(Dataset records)

>>>>>

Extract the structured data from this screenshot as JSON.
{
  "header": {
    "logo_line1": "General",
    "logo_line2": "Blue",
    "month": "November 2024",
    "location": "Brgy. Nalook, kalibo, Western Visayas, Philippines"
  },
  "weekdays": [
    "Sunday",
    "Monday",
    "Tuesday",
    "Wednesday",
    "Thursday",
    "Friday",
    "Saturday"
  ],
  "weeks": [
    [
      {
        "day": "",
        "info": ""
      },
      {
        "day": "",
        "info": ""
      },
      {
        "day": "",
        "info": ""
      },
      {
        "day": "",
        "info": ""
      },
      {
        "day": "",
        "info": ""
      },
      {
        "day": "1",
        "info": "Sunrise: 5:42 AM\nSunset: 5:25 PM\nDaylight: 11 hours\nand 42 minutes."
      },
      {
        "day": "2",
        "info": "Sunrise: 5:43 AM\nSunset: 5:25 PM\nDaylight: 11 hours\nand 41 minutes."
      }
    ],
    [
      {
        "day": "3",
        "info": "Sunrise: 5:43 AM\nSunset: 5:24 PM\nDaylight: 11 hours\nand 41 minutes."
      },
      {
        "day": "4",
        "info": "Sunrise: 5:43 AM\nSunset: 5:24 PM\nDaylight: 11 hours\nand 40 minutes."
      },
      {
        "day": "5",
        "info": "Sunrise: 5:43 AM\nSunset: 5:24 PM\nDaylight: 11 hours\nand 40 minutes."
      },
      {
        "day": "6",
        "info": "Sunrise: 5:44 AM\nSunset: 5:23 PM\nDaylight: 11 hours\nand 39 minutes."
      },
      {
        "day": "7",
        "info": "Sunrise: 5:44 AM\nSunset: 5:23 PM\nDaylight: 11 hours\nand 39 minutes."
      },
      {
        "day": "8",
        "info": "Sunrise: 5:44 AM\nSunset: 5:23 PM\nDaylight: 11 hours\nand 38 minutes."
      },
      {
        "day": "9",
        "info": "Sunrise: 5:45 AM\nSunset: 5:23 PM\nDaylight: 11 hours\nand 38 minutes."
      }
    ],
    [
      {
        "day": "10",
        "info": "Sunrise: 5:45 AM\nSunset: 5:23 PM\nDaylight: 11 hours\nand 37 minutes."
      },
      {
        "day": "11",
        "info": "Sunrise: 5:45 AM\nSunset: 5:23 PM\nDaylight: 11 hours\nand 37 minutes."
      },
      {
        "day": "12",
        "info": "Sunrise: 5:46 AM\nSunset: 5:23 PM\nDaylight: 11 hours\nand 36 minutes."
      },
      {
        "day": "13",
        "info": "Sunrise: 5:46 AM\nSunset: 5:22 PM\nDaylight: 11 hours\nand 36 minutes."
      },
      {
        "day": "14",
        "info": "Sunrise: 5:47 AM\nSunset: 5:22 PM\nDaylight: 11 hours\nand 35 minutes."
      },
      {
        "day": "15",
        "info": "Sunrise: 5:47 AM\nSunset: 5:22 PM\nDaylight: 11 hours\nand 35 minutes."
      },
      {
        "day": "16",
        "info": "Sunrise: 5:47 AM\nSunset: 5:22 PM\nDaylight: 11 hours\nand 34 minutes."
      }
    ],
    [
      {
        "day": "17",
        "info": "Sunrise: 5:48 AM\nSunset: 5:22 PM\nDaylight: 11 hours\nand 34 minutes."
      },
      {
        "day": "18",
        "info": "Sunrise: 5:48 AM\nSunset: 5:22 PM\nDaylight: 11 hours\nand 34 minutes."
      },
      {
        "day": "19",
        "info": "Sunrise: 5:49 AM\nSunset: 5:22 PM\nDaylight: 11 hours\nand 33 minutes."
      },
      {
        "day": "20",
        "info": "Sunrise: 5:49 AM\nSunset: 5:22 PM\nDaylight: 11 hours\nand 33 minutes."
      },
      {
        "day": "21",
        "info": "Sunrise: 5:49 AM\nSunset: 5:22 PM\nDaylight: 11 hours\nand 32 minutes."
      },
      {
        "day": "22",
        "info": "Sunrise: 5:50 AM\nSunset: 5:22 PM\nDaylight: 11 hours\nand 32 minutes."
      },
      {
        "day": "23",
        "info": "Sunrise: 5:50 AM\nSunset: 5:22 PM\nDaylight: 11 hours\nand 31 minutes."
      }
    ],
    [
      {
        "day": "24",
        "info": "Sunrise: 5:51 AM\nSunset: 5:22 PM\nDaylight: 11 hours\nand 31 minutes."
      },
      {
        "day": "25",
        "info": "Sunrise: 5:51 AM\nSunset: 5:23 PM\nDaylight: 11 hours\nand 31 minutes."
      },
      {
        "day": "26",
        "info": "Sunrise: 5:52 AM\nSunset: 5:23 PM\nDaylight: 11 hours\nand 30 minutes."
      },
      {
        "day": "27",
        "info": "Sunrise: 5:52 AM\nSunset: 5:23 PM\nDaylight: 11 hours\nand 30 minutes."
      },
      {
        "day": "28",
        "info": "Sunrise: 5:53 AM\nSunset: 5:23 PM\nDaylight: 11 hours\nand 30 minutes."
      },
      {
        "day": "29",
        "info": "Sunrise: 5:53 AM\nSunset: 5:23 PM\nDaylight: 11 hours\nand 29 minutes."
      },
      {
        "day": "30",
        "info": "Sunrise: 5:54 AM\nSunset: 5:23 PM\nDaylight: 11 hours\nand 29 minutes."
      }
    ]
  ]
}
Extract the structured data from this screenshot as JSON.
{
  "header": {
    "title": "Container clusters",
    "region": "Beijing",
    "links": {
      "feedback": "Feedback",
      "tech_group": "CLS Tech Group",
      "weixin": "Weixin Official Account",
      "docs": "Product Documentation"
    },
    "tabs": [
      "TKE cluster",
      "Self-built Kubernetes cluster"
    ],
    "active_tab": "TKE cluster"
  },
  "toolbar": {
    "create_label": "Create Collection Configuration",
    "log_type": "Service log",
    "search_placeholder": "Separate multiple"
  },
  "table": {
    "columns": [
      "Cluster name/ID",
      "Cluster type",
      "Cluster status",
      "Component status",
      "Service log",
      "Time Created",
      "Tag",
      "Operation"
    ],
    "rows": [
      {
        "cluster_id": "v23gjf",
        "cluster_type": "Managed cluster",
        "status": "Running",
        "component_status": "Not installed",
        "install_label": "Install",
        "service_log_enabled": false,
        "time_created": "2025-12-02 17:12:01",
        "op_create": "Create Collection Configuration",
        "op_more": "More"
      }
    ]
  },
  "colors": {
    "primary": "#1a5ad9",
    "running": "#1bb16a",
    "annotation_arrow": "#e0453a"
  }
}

<<<<<

◆ Description of the task ◆
Reply with the number of lines in the data that include the string "Collection" and nothing else.

◆ Result for this task ◆
2